Records from a collection of figures
☆ ☆ ☆
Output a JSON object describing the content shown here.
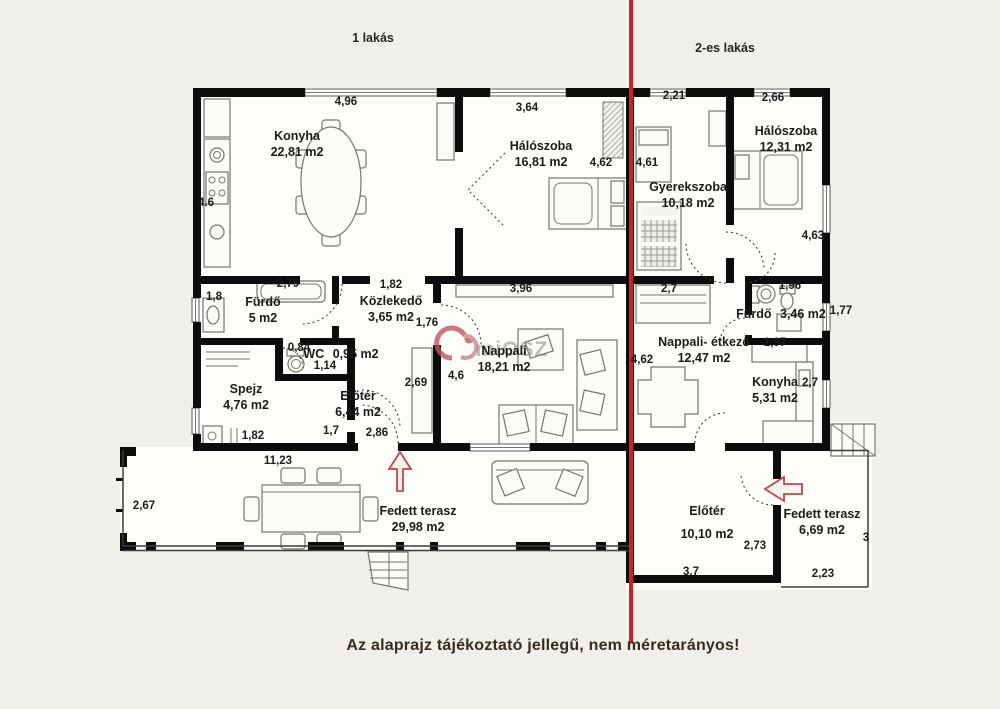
{
  "header": {
    "apt1": "1 lakás",
    "apt2": "2-es lakás"
  },
  "footer": {
    "disclaimer": "Az alaprajz tájékoztató jellegű, nem méretarányos!"
  },
  "watermark": {
    "text": "miOSZ"
  },
  "colors": {
    "red_line": "#cb2127",
    "wall": "#0c0c0c",
    "arrow_red": "#bb4852",
    "background": "#f1efe9"
  },
  "rooms": {
    "konyha1": {
      "name": "Konyha",
      "area": "22,81 m2"
    },
    "haloszoba1": {
      "name": "Hálószoba",
      "area": "16,81 m2"
    },
    "furdo1": {
      "name": "Fürdő",
      "area": "5 m2"
    },
    "kozlekedo": {
      "name": "Közlekedő",
      "area": "3,65 m2"
    },
    "wc": {
      "name": "WC",
      "area": "0,95 m2"
    },
    "spejz": {
      "name": "Spejz",
      "area": "4,76 m2"
    },
    "eloter1": {
      "name": "Előtér",
      "area": "6,44 m2"
    },
    "nappali1": {
      "name": "Nappali",
      "area": "18,21 m2"
    },
    "terasz1": {
      "name": "Fedett terasz",
      "area": "29,98 m2"
    },
    "gyerekszoba": {
      "name": "Gyerekszoba",
      "area": "10,18 m2"
    },
    "haloszoba2": {
      "name": "Hálószoba",
      "area": "12,31 m2"
    },
    "furdo2": {
      "name": "Fürdő",
      "area": "3,46 m2"
    },
    "nappali2": {
      "name": "Nappali- étkező",
      "area": "12,47 m2"
    },
    "konyha2": {
      "name": "Konyha",
      "area": "5,31 m2"
    },
    "eloter2": {
      "name": "Előtér",
      "area": "10,10 m2"
    },
    "terasz2": {
      "name": "Fedett terasz",
      "area": "6,69 m2"
    }
  },
  "dims": [
    {
      "v": "4,96"
    },
    {
      "v": "3,64"
    },
    {
      "v": "2,21"
    },
    {
      "v": "2,66"
    },
    {
      "v": "4.6"
    },
    {
      "v": "4,62"
    },
    {
      "v": "4,61"
    },
    {
      "v": "4,63"
    },
    {
      "v": "2,79"
    },
    {
      "v": "1,82"
    },
    {
      "v": "1,8"
    },
    {
      "v": "3,96"
    },
    {
      "v": "2,7"
    },
    {
      "v": "1,96"
    },
    {
      "v": "1,76"
    },
    {
      "v": "1,77"
    },
    {
      "v": "0,84"
    },
    {
      "v": "1,14"
    },
    {
      "v": "2,69"
    },
    {
      "v": "4,6"
    },
    {
      "v": "4,62"
    },
    {
      "v": "1,97"
    },
    {
      "v": "2,7"
    },
    {
      "v": "1,82"
    },
    {
      "v": "1,7"
    },
    {
      "v": "2,86"
    },
    {
      "v": "11,23"
    },
    {
      "v": "2,67"
    },
    {
      "v": "2,73"
    },
    {
      "v": "3,7"
    },
    {
      "v": "2,23"
    },
    {
      "v": "3"
    }
  ]
}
☆ ☆ ☆
* Exercise details: Every line is to be duplicated exactly, though pictures stay out.

* Solution for this exercise:
Output a JSON object describing the content shown here.
{
  "header": {
    "apt1": "1 lakás",
    "apt2": "2-es lakás"
  },
  "footer": {
    "disclaimer": "Az alaprajz tájékoztató jellegű, nem méretarányos!"
  },
  "watermark": {
    "text": "miOSZ"
  },
  "colors": {
    "red_line": "#cb2127",
    "wall": "#0c0c0c",
    "arrow_red": "#bb4852",
    "background": "#f1efe9"
  },
  "rooms": {
    "konyha1": {
      "name": "Konyha",
      "area": "22,81 m2"
    },
    "haloszoba1": {
      "name": "Hálószoba",
      "area": "16,81 m2"
    },
    "furdo1": {
      "name": "Fürdő",
      "area": "5 m2"
    },
    "kozlekedo": {
      "name": "Közlekedő",
      "area": "3,65 m2"
    },
    "wc": {
      "name": "WC",
      "area": "0,95 m2"
    },
    "spejz": {
      "name": "Spejz",
      "area": "4,76 m2"
    },
    "eloter1": {
      "name": "Előtér",
      "area": "6,44 m2"
    },
    "nappali1": {
      "name": "Nappali",
      "area": "18,21 m2"
    },
    "terasz1": {
      "name": "Fedett terasz",
      "area": "29,98 m2"
    },
    "gyerekszoba": {
      "name": "Gyerekszoba",
      "area": "10,18 m2"
    },
    "haloszoba2": {
      "name": "Hálószoba",
      "area": "12,31 m2"
    },
    "furdo2": {
      "name": "Fürdő",
      "area": "3,46 m2"
    },
    "nappali2": {
      "name": "Nappali- étkező",
      "area": "12,47 m2"
    },
    "konyha2": {
      "name": "Konyha",
      "area": "5,31 m2"
    },
    "eloter2": {
      "name": "Előtér",
      "area": "10,10 m2"
    },
    "terasz2": {
      "name": "Fedett terasz",
      "area": "6,69 m2"
    }
  },
  "dims": [
    {
      "v": "4,96"
    },
    {
      "v": "3,64"
    },
    {
      "v": "2,21"
    },
    {
      "v": "2,66"
    },
    {
      "v": "4.6"
    },
    {
      "v": "4,62"
    },
    {
      "v": "4,61"
    },
    {
      "v": "4,63"
    },
    {
      "v": "2,79"
    },
    {
      "v": "1,82"
    },
    {
      "v": "1,8"
    },
    {
      "v": "3,96"
    },
    {
      "v": "2,7"
    },
    {
      "v": "1,96"
    },
    {
      "v": "1,76"
    },
    {
      "v": "1,77"
    },
    {
      "v": "0,84"
    },
    {
      "v": "1,14"
    },
    {
      "v": "2,69"
    },
    {
      "v": "4,6"
    },
    {
      "v": "4,62"
    },
    {
      "v": "1,97"
    },
    {
      "v": "2,7"
    },
    {
      "v": "1,82"
    },
    {
      "v": "1,7"
    },
    {
      "v": "2,86"
    },
    {
      "v": "11,23"
    },
    {
      "v": "2,67"
    },
    {
      "v": "2,73"
    },
    {
      "v": "3,7"
    },
    {
      "v": "2,23"
    },
    {
      "v": "3"
    }
  ]
}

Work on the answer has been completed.